Exercise description -
Extract the text of each entry below exactly, leaving every image behind.

** begin **

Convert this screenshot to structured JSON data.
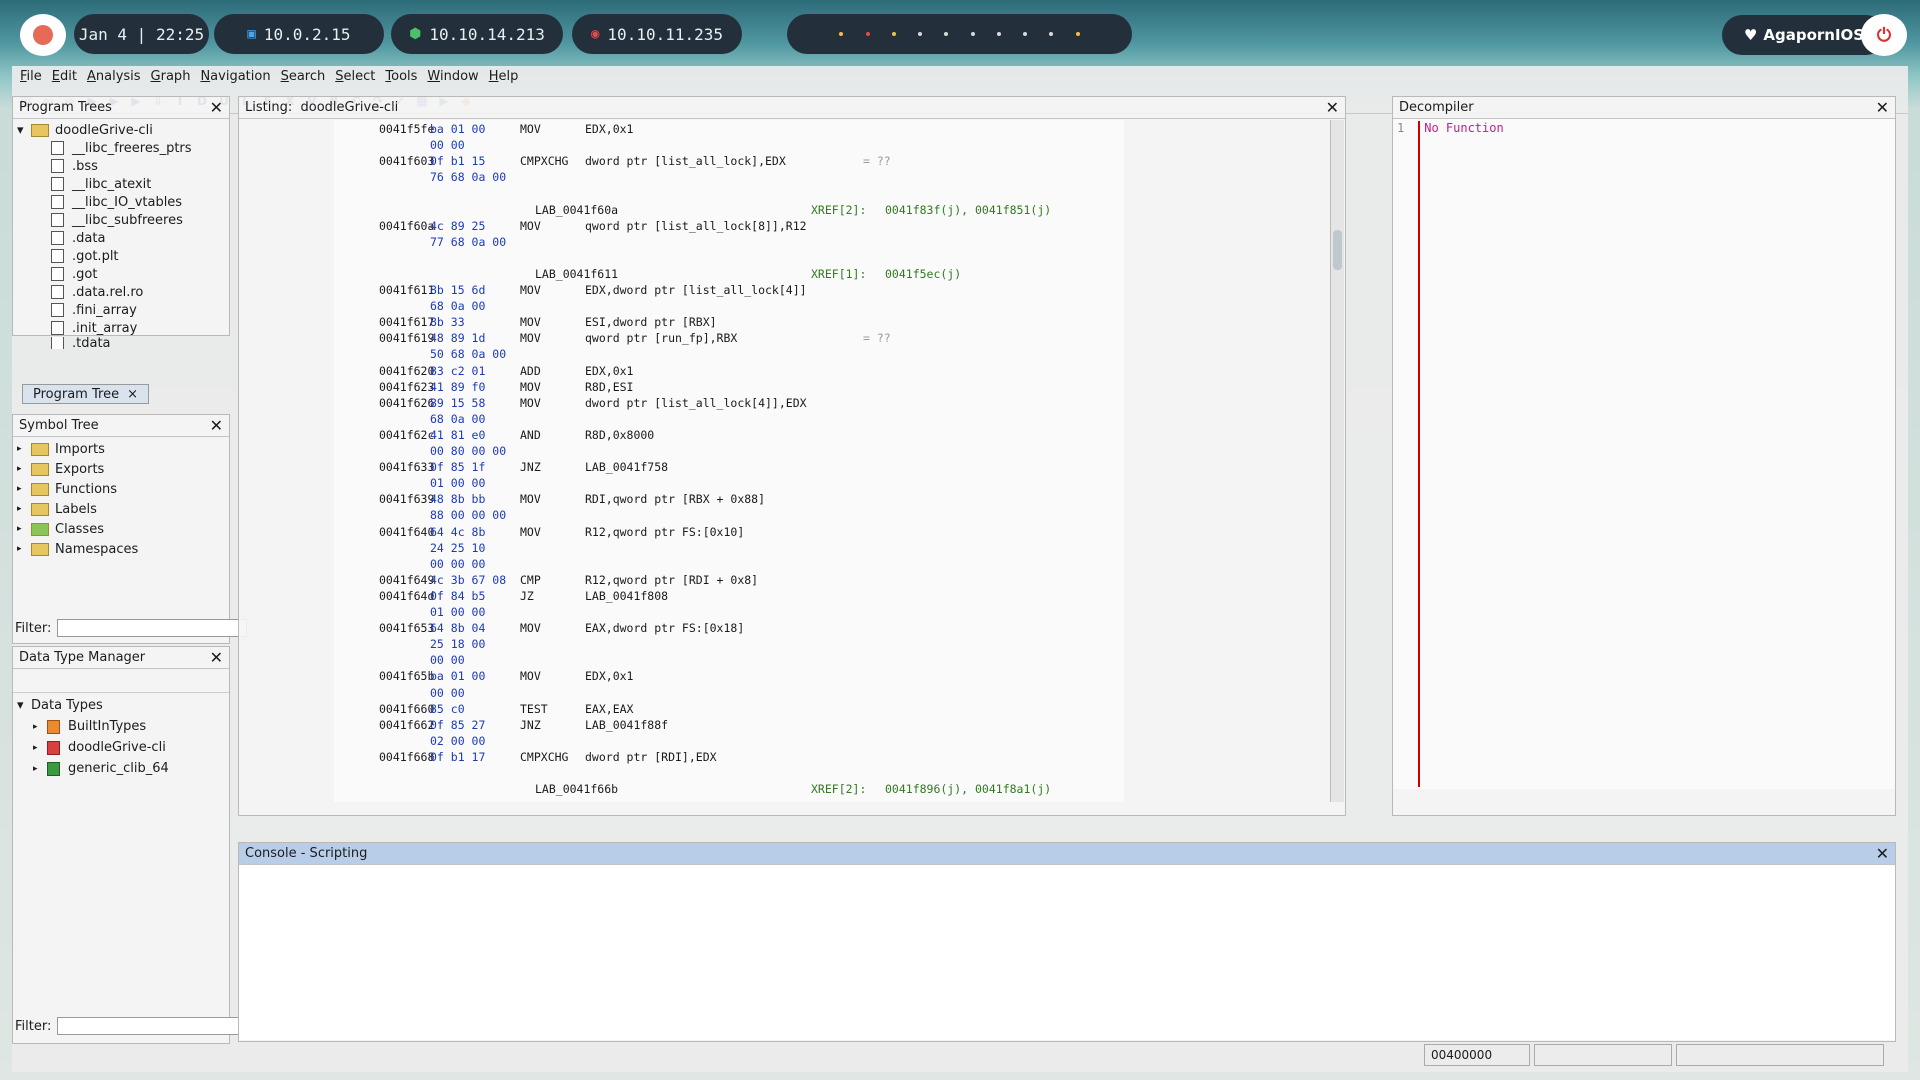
{
  "topbar": {
    "datetime": "Jan 4 | 22:25",
    "ip1": "10.0.2.15",
    "ip2": "10.10.14.213",
    "ip3": "10.10.11.235",
    "user": "AgapornIOS"
  },
  "menu": [
    "File",
    "Edit",
    "Analysis",
    "Graph",
    "Navigation",
    "Search",
    "Select",
    "Tools",
    "Window",
    "Help"
  ],
  "program_trees": {
    "title": "Program Trees",
    "root": "doodleGrive-cli",
    "items": [
      "__libc_freeres_ptrs",
      ".bss",
      "__libc_atexit",
      "__libc_IO_vtables",
      "__libc_subfreeres",
      ".data",
      ".got.plt",
      ".got",
      ".data.rel.ro",
      ".fini_array",
      ".init_array",
      ".tdata"
    ],
    "tab": "Program Tree"
  },
  "symbol_tree": {
    "title": "Symbol Tree",
    "items": [
      "Imports",
      "Exports",
      "Functions",
      "Labels",
      "Classes",
      "Namespaces"
    ],
    "filter_label": "Filter:"
  },
  "data_type_manager": {
    "title": "Data Type Manager",
    "root": "Data Types",
    "items": [
      "BuiltInTypes",
      "doodleGrive-cli",
      "generic_clib_64"
    ],
    "filter_label": "Filter:"
  },
  "listing": {
    "title": "Listing:",
    "program": "doodleGrive-cli",
    "lines": [
      {
        "addr": "0041f5fe",
        "bytes": "ba 01 00",
        "mn": "MOV",
        "op": "EDX,0x1"
      },
      {
        "addr": "",
        "bytes": "00 00",
        "mn": "",
        "op": ""
      },
      {
        "addr": "0041f603",
        "bytes": "0f b1 15",
        "mn": "CMPXCHG",
        "op": "dword ptr [list_all_lock],EDX",
        "cmt": "= ??"
      },
      {
        "addr": "",
        "bytes": "76 68 0a 00",
        "mn": "",
        "op": ""
      },
      {
        "addr": "",
        "bytes": "",
        "mn": "",
        "op": ""
      },
      {
        "label": "LAB_0041f60a",
        "xref": "XREF[2]:",
        "xrefv": "0041f83f(j), 0041f851(j)"
      },
      {
        "addr": "0041f60a",
        "bytes": "4c 89 25",
        "mn": "MOV",
        "op": "qword ptr [list_all_lock[8]],R12"
      },
      {
        "addr": "",
        "bytes": "77 68 0a 00",
        "mn": "",
        "op": ""
      },
      {
        "addr": "",
        "bytes": "",
        "mn": "",
        "op": ""
      },
      {
        "label": "LAB_0041f611",
        "xref": "XREF[1]:",
        "xrefv": "0041f5ec(j)"
      },
      {
        "addr": "0041f611",
        "bytes": "8b 15 6d",
        "mn": "MOV",
        "op": "EDX,dword ptr [list_all_lock[4]]"
      },
      {
        "addr": "",
        "bytes": "68 0a 00",
        "mn": "",
        "op": ""
      },
      {
        "addr": "0041f617",
        "bytes": "8b 33",
        "mn": "MOV",
        "op": "ESI,dword ptr [RBX]"
      },
      {
        "addr": "0041f619",
        "bytes": "48 89 1d",
        "mn": "MOV",
        "op": "qword ptr [run_fp],RBX",
        "cmt": "= ??"
      },
      {
        "addr": "",
        "bytes": "50 68 0a 00",
        "mn": "",
        "op": ""
      },
      {
        "addr": "0041f620",
        "bytes": "83 c2 01",
        "mn": "ADD",
        "op": "EDX,0x1"
      },
      {
        "addr": "0041f623",
        "bytes": "41 89 f0",
        "mn": "MOV",
        "op": "R8D,ESI"
      },
      {
        "addr": "0041f626",
        "bytes": "89 15 58",
        "mn": "MOV",
        "op": "dword ptr [list_all_lock[4]],EDX"
      },
      {
        "addr": "",
        "bytes": "68 0a 00",
        "mn": "",
        "op": ""
      },
      {
        "addr": "0041f62c",
        "bytes": "41 81 e0",
        "mn": "AND",
        "op": "R8D,0x8000"
      },
      {
        "addr": "",
        "bytes": "00 80 00 00",
        "mn": "",
        "op": ""
      },
      {
        "addr": "0041f633",
        "bytes": "0f 85 1f",
        "mn": "JNZ",
        "op": "LAB_0041f758"
      },
      {
        "addr": "",
        "bytes": "01 00 00",
        "mn": "",
        "op": ""
      },
      {
        "addr": "0041f639",
        "bytes": "48 8b bb",
        "mn": "MOV",
        "op": "RDI,qword ptr [RBX + 0x88]"
      },
      {
        "addr": "",
        "bytes": "88 00 00 00",
        "mn": "",
        "op": ""
      },
      {
        "addr": "0041f640",
        "bytes": "64 4c 8b",
        "mn": "MOV",
        "op": "R12,qword ptr FS:[0x10]"
      },
      {
        "addr": "",
        "bytes": "24 25 10",
        "mn": "",
        "op": ""
      },
      {
        "addr": "",
        "bytes": "00 00 00",
        "mn": "",
        "op": ""
      },
      {
        "addr": "0041f649",
        "bytes": "4c 3b 67 08",
        "mn": "CMP",
        "op": "R12,qword ptr [RDI + 0x8]"
      },
      {
        "addr": "0041f64d",
        "bytes": "0f 84 b5",
        "mn": "JZ",
        "op": "LAB_0041f808"
      },
      {
        "addr": "",
        "bytes": "01 00 00",
        "mn": "",
        "op": ""
      },
      {
        "addr": "0041f653",
        "bytes": "64 8b 04",
        "mn": "MOV",
        "op": "EAX,dword ptr FS:[0x18]"
      },
      {
        "addr": "",
        "bytes": "25 18 00",
        "mn": "",
        "op": ""
      },
      {
        "addr": "",
        "bytes": "00 00",
        "mn": "",
        "op": ""
      },
      {
        "addr": "0041f65b",
        "bytes": "ba 01 00",
        "mn": "MOV",
        "op": "EDX,0x1"
      },
      {
        "addr": "",
        "bytes": "00 00",
        "mn": "",
        "op": ""
      },
      {
        "addr": "0041f660",
        "bytes": "85 c0",
        "mn": "TEST",
        "op": "EAX,EAX"
      },
      {
        "addr": "0041f662",
        "bytes": "0f 85 27",
        "mn": "JNZ",
        "op": "LAB_0041f88f"
      },
      {
        "addr": "",
        "bytes": "02 00 00",
        "mn": "",
        "op": ""
      },
      {
        "addr": "0041f668",
        "bytes": "0f b1 17",
        "mn": "CMPXCHG",
        "op": "dword ptr [RDI],EDX"
      },
      {
        "addr": "",
        "bytes": "",
        "mn": "",
        "op": ""
      },
      {
        "label": "LAB_0041f66b",
        "xref": "XREF[2]:",
        "xrefv": "0041f896(j), 0041f8a1(j)"
      }
    ]
  },
  "decompiler": {
    "title": "Decompiler",
    "line_no": "1",
    "text": "No Function"
  },
  "console": {
    "title": "Console - Scripting"
  },
  "status": {
    "address": "00400000"
  }
}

** end **

Solution to the problem -
Convert this screenshot to structured JSON data.
{
  "topbar": {
    "datetime": "Jan 4 | 22:25",
    "ip1": "10.0.2.15",
    "ip2": "10.10.14.213",
    "ip3": "10.10.11.235",
    "user": "AgapornIOS"
  },
  "menu": [
    "File",
    "Edit",
    "Analysis",
    "Graph",
    "Navigation",
    "Search",
    "Select",
    "Tools",
    "Window",
    "Help"
  ],
  "program_trees": {
    "title": "Program Trees",
    "root": "doodleGrive-cli",
    "items": [
      "__libc_freeres_ptrs",
      ".bss",
      "__libc_atexit",
      "__libc_IO_vtables",
      "__libc_subfreeres",
      ".data",
      ".got.plt",
      ".got",
      ".data.rel.ro",
      ".fini_array",
      ".init_array",
      ".tdata"
    ],
    "tab": "Program Tree"
  },
  "symbol_tree": {
    "title": "Symbol Tree",
    "items": [
      "Imports",
      "Exports",
      "Functions",
      "Labels",
      "Classes",
      "Namespaces"
    ],
    "filter_label": "Filter:"
  },
  "data_type_manager": {
    "title": "Data Type Manager",
    "root": "Data Types",
    "items": [
      "BuiltInTypes",
      "doodleGrive-cli",
      "generic_clib_64"
    ],
    "filter_label": "Filter:"
  },
  "listing": {
    "title": "Listing:",
    "program": "doodleGrive-cli",
    "lines": [
      {
        "addr": "0041f5fe",
        "bytes": "ba 01 00",
        "mn": "MOV",
        "op": "EDX,0x1"
      },
      {
        "addr": "",
        "bytes": "00 00",
        "mn": "",
        "op": ""
      },
      {
        "addr": "0041f603",
        "bytes": "0f b1 15",
        "mn": "CMPXCHG",
        "op": "dword ptr [list_all_lock],EDX",
        "cmt": "= ??"
      },
      {
        "addr": "",
        "bytes": "76 68 0a 00",
        "mn": "",
        "op": ""
      },
      {
        "addr": "",
        "bytes": "",
        "mn": "",
        "op": ""
      },
      {
        "label": "LAB_0041f60a",
        "xref": "XREF[2]:",
        "xrefv": "0041f83f(j), 0041f851(j)"
      },
      {
        "addr": "0041f60a",
        "bytes": "4c 89 25",
        "mn": "MOV",
        "op": "qword ptr [list_all_lock[8]],R12"
      },
      {
        "addr": "",
        "bytes": "77 68 0a 00",
        "mn": "",
        "op": ""
      },
      {
        "addr": "",
        "bytes": "",
        "mn": "",
        "op": ""
      },
      {
        "label": "LAB_0041f611",
        "xref": "XREF[1]:",
        "xrefv": "0041f5ec(j)"
      },
      {
        "addr": "0041f611",
        "bytes": "8b 15 6d",
        "mn": "MOV",
        "op": "EDX,dword ptr [list_all_lock[4]]"
      },
      {
        "addr": "",
        "bytes": "68 0a 00",
        "mn": "",
        "op": ""
      },
      {
        "addr": "0041f617",
        "bytes": "8b 33",
        "mn": "MOV",
        "op": "ESI,dword ptr [RBX]"
      },
      {
        "addr": "0041f619",
        "bytes": "48 89 1d",
        "mn": "MOV",
        "op": "qword ptr [run_fp],RBX",
        "cmt": "= ??"
      },
      {
        "addr": "",
        "bytes": "50 68 0a 00",
        "mn": "",
        "op": ""
      },
      {
        "addr": "0041f620",
        "bytes": "83 c2 01",
        "mn": "ADD",
        "op": "EDX,0x1"
      },
      {
        "addr": "0041f623",
        "bytes": "41 89 f0",
        "mn": "MOV",
        "op": "R8D,ESI"
      },
      {
        "addr": "0041f626",
        "bytes": "89 15 58",
        "mn": "MOV",
        "op": "dword ptr [list_all_lock[4]],EDX"
      },
      {
        "addr": "",
        "bytes": "68 0a 00",
        "mn": "",
        "op": ""
      },
      {
        "addr": "0041f62c",
        "bytes": "41 81 e0",
        "mn": "AND",
        "op": "R8D,0x8000"
      },
      {
        "addr": "",
        "bytes": "00 80 00 00",
        "mn": "",
        "op": ""
      },
      {
        "addr": "0041f633",
        "bytes": "0f 85 1f",
        "mn": "JNZ",
        "op": "LAB_0041f758"
      },
      {
        "addr": "",
        "bytes": "01 00 00",
        "mn": "",
        "op": ""
      },
      {
        "addr": "0041f639",
        "bytes": "48 8b bb",
        "mn": "MOV",
        "op": "RDI,qword ptr [RBX + 0x88]"
      },
      {
        "addr": "",
        "bytes": "88 00 00 00",
        "mn": "",
        "op": ""
      },
      {
        "addr": "0041f640",
        "bytes": "64 4c 8b",
        "mn": "MOV",
        "op": "R12,qword ptr FS:[0x10]"
      },
      {
        "addr": "",
        "bytes": "24 25 10",
        "mn": "",
        "op": ""
      },
      {
        "addr": "",
        "bytes": "00 00 00",
        "mn": "",
        "op": ""
      },
      {
        "addr": "0041f649",
        "bytes": "4c 3b 67 08",
        "mn": "CMP",
        "op": "R12,qword ptr [RDI + 0x8]"
      },
      {
        "addr": "0041f64d",
        "bytes": "0f 84 b5",
        "mn": "JZ",
        "op": "LAB_0041f808"
      },
      {
        "addr": "",
        "bytes": "01 00 00",
        "mn": "",
        "op": ""
      },
      {
        "addr": "0041f653",
        "bytes": "64 8b 04",
        "mn": "MOV",
        "op": "EAX,dword ptr FS:[0x18]"
      },
      {
        "addr": "",
        "bytes": "25 18 00",
        "mn": "",
        "op": ""
      },
      {
        "addr": "",
        "bytes": "00 00",
        "mn": "",
        "op": ""
      },
      {
        "addr": "0041f65b",
        "bytes": "ba 01 00",
        "mn": "MOV",
        "op": "EDX,0x1"
      },
      {
        "addr": "",
        "bytes": "00 00",
        "mn": "",
        "op": ""
      },
      {
        "addr": "0041f660",
        "bytes": "85 c0",
        "mn": "TEST",
        "op": "EAX,EAX"
      },
      {
        "addr": "0041f662",
        "bytes": "0f 85 27",
        "mn": "JNZ",
        "op": "LAB_0041f88f"
      },
      {
        "addr": "",
        "bytes": "02 00 00",
        "mn": "",
        "op": ""
      },
      {
        "addr": "0041f668",
        "bytes": "0f b1 17",
        "mn": "CMPXCHG",
        "op": "dword ptr [RDI],EDX"
      },
      {
        "addr": "",
        "bytes": "",
        "mn": "",
        "op": ""
      },
      {
        "label": "LAB_0041f66b",
        "xref": "XREF[2]:",
        "xrefv": "0041f896(j), 0041f8a1(j)"
      }
    ]
  },
  "decompiler": {
    "title": "Decompiler",
    "line_no": "1",
    "text": "No Function"
  },
  "console": {
    "title": "Console - Scripting"
  },
  "status": {
    "address": "00400000"
  }
}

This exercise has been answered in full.